* [Material for the task]

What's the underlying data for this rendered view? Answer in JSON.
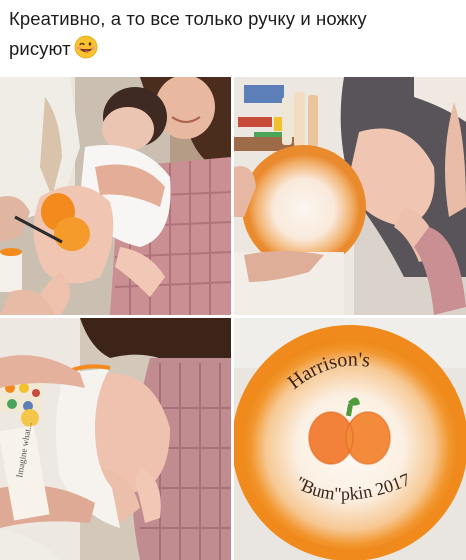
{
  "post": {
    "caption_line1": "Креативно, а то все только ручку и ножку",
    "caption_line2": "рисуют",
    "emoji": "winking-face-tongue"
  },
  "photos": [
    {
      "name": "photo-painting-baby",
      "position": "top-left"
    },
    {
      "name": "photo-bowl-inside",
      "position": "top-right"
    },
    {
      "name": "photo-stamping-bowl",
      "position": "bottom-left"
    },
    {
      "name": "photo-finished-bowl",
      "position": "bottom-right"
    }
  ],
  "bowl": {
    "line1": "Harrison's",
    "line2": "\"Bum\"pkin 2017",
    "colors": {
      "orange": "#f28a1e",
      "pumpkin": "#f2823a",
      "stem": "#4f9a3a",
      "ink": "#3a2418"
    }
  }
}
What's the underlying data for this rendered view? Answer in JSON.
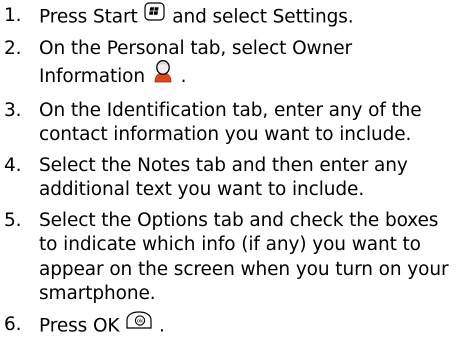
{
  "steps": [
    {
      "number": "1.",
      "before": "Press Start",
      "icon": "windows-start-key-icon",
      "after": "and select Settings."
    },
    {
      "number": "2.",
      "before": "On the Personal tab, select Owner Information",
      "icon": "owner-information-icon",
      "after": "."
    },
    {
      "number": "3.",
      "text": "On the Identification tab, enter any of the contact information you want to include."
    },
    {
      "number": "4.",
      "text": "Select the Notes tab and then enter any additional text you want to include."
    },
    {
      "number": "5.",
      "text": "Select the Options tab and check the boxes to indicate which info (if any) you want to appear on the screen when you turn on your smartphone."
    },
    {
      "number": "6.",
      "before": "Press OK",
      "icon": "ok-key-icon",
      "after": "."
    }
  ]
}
--
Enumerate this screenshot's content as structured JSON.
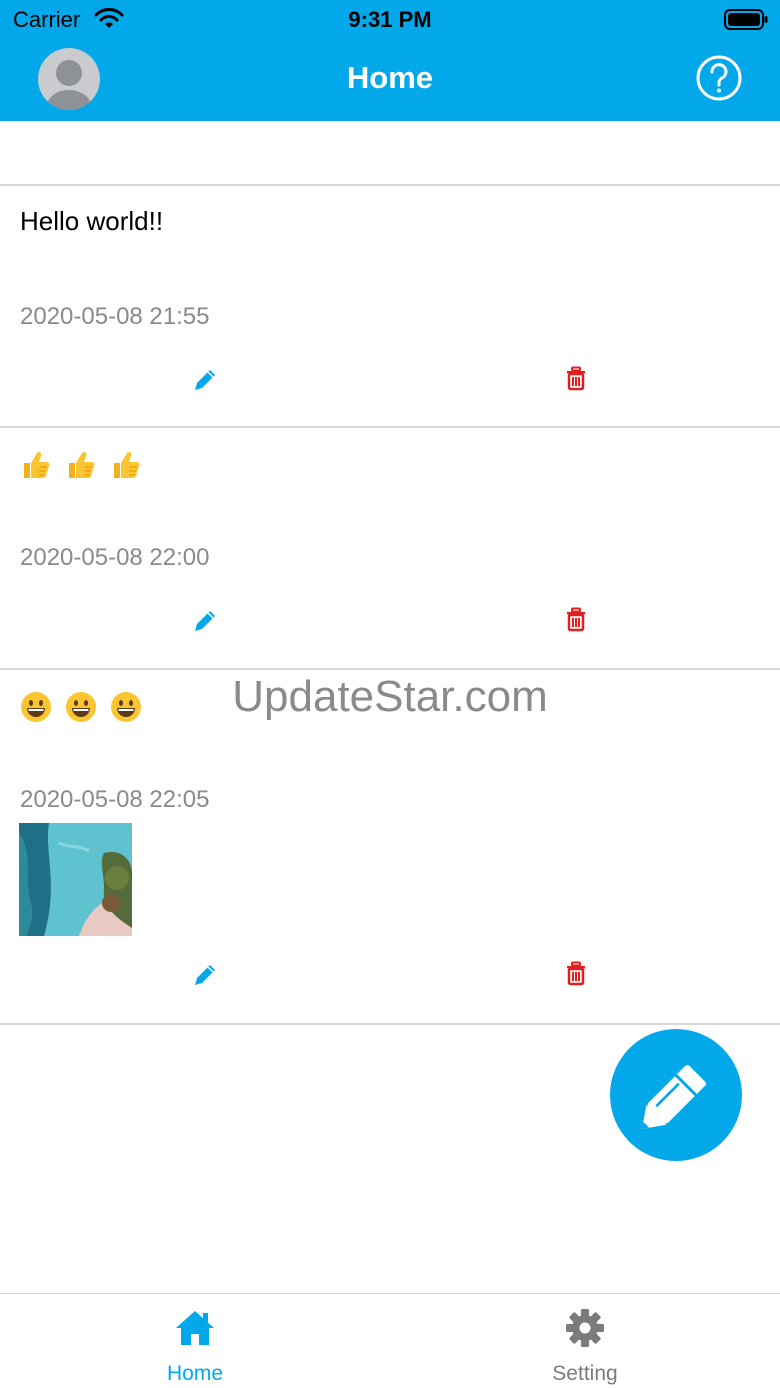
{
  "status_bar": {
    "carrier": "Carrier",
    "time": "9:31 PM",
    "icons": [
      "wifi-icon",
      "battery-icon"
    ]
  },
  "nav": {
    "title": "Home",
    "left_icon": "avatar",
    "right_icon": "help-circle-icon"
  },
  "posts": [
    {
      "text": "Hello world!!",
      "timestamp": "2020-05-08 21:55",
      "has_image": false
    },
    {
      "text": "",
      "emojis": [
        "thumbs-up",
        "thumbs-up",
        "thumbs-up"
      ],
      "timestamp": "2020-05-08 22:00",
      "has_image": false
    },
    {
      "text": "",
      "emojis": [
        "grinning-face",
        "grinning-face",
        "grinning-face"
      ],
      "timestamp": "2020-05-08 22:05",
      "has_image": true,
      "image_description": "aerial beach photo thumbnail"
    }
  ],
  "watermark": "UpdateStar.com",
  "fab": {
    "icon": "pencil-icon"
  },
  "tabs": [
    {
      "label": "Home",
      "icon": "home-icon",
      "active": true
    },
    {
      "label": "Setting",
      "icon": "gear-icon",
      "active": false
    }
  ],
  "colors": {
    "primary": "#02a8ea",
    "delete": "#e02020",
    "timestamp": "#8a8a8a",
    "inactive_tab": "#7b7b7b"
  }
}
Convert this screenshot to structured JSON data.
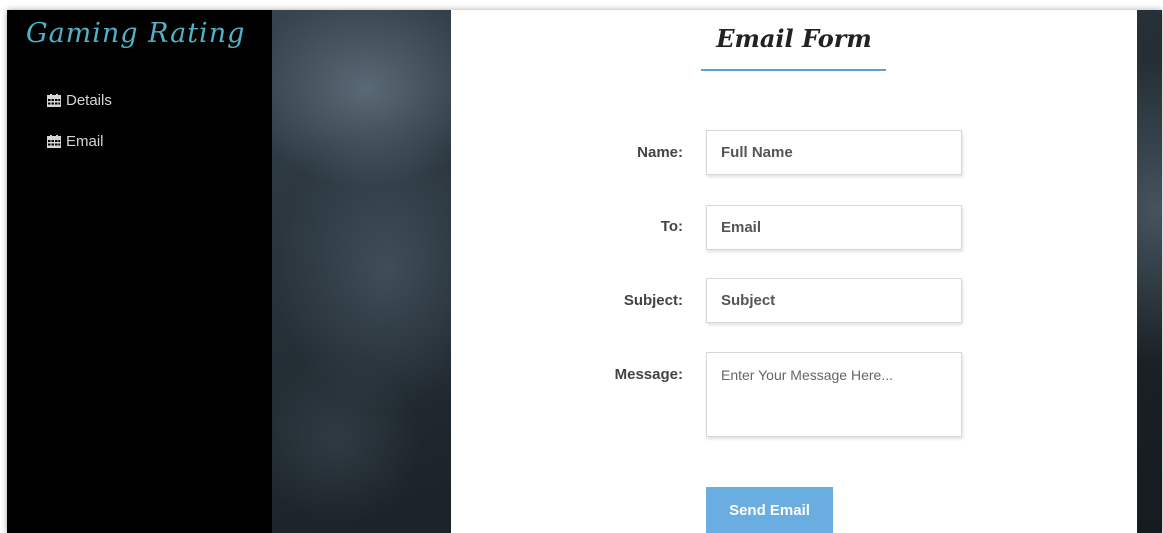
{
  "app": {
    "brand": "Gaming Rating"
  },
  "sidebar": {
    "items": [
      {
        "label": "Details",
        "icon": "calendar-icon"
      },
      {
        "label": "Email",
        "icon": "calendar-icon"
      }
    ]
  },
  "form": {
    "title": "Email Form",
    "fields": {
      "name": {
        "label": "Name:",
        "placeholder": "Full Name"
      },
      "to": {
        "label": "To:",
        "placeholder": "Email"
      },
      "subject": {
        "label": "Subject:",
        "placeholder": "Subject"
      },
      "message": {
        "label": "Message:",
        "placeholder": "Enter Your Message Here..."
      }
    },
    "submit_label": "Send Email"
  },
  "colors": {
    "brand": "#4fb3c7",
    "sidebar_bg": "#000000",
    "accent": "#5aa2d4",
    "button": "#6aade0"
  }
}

* [Required task]
Your answer should be only the number of lines that hold the word "placeholder".

* [Output for this task]
4